* Items in a dataset:
☆ ☆ ☆ ☆ ☆

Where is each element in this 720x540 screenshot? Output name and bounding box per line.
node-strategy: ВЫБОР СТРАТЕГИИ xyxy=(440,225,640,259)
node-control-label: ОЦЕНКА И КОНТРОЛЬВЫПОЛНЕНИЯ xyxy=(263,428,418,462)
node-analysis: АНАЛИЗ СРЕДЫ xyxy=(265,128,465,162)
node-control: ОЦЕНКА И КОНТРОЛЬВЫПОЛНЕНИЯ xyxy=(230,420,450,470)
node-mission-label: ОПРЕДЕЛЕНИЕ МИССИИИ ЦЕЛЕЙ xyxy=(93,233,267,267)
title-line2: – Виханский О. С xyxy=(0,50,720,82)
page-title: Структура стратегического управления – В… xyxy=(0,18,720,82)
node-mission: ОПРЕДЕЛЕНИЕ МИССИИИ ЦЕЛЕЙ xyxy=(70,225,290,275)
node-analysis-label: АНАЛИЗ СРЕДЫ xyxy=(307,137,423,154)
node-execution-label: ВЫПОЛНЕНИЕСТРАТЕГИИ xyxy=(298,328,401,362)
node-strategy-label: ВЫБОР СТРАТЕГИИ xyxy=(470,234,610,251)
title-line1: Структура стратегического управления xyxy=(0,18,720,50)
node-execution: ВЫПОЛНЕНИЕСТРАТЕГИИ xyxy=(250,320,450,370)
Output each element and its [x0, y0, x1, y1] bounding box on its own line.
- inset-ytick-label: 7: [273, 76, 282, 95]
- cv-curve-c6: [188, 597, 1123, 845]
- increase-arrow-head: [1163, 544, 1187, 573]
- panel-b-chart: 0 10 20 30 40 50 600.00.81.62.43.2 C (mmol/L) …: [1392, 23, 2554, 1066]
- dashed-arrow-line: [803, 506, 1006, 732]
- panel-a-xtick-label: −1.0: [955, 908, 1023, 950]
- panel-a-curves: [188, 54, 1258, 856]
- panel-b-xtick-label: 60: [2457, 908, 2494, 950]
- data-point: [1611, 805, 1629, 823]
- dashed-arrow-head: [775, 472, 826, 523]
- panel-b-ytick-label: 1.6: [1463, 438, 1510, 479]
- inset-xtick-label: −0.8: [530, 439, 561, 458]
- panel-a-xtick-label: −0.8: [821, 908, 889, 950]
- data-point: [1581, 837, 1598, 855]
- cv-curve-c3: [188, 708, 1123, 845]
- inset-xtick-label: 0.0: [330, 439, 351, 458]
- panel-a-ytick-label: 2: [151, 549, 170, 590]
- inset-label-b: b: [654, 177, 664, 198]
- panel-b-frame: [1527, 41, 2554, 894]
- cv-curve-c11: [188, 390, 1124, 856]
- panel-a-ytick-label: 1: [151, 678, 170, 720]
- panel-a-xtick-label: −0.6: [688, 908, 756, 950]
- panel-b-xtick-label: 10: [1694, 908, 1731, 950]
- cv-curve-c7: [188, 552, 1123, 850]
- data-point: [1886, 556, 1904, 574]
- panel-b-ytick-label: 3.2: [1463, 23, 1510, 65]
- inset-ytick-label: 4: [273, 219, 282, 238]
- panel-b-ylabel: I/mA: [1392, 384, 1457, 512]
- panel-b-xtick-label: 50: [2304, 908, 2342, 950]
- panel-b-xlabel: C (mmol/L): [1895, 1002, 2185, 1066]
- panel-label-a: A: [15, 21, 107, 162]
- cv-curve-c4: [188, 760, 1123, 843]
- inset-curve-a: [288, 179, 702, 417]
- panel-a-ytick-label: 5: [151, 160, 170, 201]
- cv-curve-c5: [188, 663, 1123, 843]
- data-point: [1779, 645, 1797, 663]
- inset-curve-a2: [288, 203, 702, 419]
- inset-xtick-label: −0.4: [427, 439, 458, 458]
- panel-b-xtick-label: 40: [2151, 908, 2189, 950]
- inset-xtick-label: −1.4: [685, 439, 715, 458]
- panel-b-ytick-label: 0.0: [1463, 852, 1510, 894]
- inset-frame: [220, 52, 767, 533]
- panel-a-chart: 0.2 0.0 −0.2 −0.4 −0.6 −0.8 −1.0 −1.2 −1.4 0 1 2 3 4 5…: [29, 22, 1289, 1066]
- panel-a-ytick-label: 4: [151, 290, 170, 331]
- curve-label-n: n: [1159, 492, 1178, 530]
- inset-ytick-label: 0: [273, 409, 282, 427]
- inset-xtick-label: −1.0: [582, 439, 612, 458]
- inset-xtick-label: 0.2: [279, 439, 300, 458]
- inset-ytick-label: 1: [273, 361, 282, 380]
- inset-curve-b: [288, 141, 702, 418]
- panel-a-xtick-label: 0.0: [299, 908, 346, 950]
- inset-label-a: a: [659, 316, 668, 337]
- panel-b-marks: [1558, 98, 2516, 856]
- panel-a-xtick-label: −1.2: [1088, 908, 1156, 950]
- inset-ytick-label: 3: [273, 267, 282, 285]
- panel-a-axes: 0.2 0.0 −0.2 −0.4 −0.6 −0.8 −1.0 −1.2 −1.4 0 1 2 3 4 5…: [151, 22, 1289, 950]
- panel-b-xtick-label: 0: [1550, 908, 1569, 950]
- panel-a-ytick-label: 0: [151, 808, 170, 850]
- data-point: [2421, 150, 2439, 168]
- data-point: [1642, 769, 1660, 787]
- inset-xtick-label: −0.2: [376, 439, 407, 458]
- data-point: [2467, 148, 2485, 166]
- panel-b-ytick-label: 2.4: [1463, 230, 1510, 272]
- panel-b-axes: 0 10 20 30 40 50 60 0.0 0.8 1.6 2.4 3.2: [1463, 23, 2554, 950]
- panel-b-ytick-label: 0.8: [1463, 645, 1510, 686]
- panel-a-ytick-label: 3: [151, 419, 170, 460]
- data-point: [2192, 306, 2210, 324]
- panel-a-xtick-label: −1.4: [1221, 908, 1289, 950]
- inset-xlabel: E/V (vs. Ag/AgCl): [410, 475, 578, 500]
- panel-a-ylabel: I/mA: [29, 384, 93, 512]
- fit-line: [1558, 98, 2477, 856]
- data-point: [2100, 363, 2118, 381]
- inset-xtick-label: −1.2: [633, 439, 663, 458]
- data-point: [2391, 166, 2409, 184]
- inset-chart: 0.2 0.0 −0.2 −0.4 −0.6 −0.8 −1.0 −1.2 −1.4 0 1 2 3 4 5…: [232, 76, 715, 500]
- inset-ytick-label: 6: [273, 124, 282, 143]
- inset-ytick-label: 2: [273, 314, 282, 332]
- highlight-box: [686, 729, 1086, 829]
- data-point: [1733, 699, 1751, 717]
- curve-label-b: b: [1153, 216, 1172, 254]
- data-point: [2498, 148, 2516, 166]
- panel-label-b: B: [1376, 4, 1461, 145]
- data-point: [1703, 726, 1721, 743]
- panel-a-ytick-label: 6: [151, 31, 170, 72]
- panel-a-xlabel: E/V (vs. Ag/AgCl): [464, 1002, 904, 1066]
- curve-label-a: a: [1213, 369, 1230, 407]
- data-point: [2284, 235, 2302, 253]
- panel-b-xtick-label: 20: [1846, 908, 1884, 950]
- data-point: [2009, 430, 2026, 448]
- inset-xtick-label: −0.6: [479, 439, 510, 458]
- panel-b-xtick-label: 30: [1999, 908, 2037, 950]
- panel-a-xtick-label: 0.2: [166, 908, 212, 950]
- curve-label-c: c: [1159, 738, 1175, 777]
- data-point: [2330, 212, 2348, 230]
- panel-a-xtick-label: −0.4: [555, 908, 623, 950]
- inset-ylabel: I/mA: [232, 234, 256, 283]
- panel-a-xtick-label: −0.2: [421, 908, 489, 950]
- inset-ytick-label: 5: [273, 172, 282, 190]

☆ ☆ ☆ ☆ ☆

* GIVEN INSTRUCTION:
Extract every row above that contains the string "chart", treating uppercase and lowercase letters as different.

* SOLUTION:
- panel-b-chart: 0 10 20 30 40 50 600.00.81.62.43.2 C (mmol/L) …: [1392, 23, 2554, 1066]
- panel-a-chart: 0.2 0.0 −0.2 −0.4 −0.6 −0.8 −1.0 −1.2 −1.4 0 1 2 3 4 5…: [29, 22, 1289, 1066]
- inset-chart: 0.2 0.0 −0.2 −0.4 −0.6 −0.8 −1.0 −1.2 −1.4 0 1 2 3 4 5…: [232, 76, 715, 500]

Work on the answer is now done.